_WHAT IS BEING ASKED_. Tally every line of the listing where the string "content" is found, and state the total alone.

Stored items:
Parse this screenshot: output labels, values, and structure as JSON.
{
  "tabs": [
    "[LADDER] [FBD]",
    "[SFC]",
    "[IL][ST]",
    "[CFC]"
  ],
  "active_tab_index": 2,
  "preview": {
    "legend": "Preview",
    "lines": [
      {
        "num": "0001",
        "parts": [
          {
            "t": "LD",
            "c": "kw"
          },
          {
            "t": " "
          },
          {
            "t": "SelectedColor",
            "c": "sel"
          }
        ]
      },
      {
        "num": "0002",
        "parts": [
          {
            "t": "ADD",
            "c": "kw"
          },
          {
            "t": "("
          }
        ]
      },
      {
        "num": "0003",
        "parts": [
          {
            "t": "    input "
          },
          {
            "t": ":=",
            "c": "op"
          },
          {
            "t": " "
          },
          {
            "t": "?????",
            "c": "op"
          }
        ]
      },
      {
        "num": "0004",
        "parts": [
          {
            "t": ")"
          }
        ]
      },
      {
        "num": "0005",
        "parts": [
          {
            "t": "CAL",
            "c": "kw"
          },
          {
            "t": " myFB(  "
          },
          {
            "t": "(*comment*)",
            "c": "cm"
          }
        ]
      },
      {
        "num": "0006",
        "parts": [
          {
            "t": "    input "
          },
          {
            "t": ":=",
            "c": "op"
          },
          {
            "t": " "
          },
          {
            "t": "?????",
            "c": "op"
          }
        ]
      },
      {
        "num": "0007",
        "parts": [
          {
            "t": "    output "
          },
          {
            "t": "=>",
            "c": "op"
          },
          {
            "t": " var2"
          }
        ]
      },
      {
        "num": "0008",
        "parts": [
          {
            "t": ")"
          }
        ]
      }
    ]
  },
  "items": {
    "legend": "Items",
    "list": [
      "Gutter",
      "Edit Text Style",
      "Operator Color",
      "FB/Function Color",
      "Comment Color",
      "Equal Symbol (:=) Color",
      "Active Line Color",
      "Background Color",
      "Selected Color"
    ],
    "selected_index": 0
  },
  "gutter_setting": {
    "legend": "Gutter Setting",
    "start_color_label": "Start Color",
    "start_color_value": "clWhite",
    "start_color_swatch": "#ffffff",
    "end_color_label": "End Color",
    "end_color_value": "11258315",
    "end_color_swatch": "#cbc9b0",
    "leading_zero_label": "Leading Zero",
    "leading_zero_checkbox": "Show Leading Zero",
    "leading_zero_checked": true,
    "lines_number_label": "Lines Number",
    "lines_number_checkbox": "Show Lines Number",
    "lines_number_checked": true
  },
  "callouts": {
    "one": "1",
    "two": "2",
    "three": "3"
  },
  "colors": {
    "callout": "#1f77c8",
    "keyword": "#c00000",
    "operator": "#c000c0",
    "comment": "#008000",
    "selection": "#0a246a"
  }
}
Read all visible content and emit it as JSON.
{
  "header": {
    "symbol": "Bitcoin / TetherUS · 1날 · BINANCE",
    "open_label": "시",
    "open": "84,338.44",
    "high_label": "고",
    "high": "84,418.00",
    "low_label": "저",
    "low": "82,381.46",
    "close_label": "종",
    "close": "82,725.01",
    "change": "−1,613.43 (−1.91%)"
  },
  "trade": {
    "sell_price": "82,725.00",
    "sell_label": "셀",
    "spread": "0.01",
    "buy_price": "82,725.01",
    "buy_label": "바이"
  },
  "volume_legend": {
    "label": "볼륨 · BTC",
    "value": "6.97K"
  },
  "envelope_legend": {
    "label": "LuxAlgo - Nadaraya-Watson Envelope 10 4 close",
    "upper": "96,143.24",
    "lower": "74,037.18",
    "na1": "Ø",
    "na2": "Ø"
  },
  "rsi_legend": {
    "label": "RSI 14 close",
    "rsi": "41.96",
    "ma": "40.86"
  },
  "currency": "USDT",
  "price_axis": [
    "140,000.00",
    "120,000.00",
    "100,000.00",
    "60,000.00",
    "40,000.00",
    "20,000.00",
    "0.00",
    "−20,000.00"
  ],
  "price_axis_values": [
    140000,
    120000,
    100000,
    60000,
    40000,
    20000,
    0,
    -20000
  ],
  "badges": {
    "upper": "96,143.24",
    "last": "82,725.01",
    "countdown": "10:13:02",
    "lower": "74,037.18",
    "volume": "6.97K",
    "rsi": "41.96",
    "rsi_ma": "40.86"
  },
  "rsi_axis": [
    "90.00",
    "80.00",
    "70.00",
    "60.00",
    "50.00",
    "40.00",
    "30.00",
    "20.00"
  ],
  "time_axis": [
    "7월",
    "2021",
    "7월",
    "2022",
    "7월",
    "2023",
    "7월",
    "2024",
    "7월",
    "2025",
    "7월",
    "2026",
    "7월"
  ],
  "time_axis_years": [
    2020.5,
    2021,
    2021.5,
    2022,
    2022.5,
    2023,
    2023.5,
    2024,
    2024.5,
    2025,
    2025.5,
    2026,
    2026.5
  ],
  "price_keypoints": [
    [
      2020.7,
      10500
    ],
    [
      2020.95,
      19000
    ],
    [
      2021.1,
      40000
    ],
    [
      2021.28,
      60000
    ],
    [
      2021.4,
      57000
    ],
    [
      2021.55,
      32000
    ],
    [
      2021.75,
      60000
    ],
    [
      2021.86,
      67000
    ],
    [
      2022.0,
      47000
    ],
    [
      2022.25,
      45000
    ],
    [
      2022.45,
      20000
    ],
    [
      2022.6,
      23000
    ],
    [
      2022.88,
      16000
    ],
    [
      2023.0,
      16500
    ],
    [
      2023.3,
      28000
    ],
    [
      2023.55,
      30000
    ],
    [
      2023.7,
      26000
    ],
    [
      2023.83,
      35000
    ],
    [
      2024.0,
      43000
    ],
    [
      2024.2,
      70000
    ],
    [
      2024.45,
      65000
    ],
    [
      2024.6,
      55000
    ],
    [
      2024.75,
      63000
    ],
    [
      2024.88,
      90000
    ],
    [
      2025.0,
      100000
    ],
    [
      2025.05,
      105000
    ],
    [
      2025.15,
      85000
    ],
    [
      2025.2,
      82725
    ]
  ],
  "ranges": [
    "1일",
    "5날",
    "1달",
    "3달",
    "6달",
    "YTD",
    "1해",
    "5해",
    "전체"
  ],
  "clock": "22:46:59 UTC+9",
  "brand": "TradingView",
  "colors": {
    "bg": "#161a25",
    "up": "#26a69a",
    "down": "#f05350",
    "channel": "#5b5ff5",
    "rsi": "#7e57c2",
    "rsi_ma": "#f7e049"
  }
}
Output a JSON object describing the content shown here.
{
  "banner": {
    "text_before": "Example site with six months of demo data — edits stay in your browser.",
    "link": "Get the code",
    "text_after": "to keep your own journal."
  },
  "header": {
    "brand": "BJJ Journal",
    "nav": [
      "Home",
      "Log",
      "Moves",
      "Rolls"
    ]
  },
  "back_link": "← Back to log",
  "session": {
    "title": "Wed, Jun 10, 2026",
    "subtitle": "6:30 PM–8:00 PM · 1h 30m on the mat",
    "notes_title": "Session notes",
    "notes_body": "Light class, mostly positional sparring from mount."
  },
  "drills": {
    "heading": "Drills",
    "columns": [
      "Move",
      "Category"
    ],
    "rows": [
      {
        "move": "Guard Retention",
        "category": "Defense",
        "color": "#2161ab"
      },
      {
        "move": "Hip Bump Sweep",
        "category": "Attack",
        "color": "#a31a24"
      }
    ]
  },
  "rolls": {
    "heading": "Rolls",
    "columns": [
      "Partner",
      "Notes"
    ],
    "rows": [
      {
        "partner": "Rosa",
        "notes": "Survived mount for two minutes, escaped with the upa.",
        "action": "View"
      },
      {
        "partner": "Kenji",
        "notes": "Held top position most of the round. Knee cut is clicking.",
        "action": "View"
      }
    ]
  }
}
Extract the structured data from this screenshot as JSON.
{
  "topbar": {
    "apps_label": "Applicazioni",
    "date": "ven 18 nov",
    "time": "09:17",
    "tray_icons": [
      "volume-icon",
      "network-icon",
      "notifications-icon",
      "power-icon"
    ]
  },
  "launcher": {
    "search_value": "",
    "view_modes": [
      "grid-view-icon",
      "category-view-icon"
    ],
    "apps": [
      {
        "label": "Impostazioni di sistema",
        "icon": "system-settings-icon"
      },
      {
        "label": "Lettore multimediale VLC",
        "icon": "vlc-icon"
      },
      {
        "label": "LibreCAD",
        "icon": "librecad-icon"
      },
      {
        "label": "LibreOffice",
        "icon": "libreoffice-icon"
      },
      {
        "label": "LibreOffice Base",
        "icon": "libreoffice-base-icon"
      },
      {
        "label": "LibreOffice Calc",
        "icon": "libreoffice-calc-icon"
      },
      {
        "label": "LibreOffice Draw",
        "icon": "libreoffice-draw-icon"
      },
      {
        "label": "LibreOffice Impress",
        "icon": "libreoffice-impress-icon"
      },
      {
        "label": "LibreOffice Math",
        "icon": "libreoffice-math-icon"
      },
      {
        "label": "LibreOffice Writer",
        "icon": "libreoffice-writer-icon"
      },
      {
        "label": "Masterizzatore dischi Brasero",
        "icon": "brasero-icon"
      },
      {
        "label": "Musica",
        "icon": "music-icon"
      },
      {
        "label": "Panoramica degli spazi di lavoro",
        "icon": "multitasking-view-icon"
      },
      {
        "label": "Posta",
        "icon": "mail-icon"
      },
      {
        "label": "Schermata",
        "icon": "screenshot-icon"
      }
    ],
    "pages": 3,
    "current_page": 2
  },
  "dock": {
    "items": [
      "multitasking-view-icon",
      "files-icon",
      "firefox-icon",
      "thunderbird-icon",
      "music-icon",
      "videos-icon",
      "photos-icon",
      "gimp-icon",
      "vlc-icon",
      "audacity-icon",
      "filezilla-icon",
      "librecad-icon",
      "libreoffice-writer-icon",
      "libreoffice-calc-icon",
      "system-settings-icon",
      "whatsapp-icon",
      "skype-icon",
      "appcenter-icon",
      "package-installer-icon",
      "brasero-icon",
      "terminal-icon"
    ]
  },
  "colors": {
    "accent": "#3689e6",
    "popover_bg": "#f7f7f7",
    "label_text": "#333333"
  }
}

_SOLUTION_. 2